=== ENTRIES SHOWN ===
════════════════
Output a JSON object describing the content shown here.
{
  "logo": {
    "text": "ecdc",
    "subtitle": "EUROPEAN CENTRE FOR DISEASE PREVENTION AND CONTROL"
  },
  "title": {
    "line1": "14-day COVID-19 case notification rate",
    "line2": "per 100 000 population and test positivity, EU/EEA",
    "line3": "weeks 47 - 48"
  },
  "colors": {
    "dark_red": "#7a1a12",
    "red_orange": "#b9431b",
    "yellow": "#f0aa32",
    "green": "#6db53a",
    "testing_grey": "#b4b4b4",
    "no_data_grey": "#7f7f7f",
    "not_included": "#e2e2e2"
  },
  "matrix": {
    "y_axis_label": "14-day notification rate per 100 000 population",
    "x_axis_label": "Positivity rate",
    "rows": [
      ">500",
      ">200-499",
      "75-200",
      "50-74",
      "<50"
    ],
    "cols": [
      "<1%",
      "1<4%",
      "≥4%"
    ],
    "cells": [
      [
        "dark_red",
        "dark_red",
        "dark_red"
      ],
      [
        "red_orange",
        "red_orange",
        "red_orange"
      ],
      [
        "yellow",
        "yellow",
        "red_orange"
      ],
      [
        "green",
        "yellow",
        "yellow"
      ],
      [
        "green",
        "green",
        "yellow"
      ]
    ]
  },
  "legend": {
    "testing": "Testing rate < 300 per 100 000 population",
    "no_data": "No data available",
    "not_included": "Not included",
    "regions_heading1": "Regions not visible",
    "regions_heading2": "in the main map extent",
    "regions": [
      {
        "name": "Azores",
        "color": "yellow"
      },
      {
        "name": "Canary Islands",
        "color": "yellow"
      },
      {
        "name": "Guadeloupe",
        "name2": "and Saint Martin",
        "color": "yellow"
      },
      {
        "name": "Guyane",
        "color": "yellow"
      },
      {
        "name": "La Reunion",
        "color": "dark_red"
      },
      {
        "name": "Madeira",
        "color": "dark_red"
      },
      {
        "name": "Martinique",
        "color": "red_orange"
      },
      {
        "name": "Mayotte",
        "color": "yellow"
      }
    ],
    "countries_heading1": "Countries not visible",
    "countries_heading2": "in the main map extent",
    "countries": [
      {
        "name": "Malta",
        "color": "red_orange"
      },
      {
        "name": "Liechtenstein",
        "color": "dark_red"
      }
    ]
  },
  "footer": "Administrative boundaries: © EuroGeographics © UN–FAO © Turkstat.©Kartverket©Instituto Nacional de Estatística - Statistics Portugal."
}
════════════════
=== WHAT YOU ARE ASKED TO DO ===
Go through the material above and copy each line that has the word "rate".

=== CORRECT ANSWER ===
    "line1": "14-day COVID-19 case notification rate",
    "y_axis_label": "14-day notification rate per 100 000 population",
    "x_axis_label": "Positivity rate",
    "testing": "Testing rate < 300 per 100 000 population",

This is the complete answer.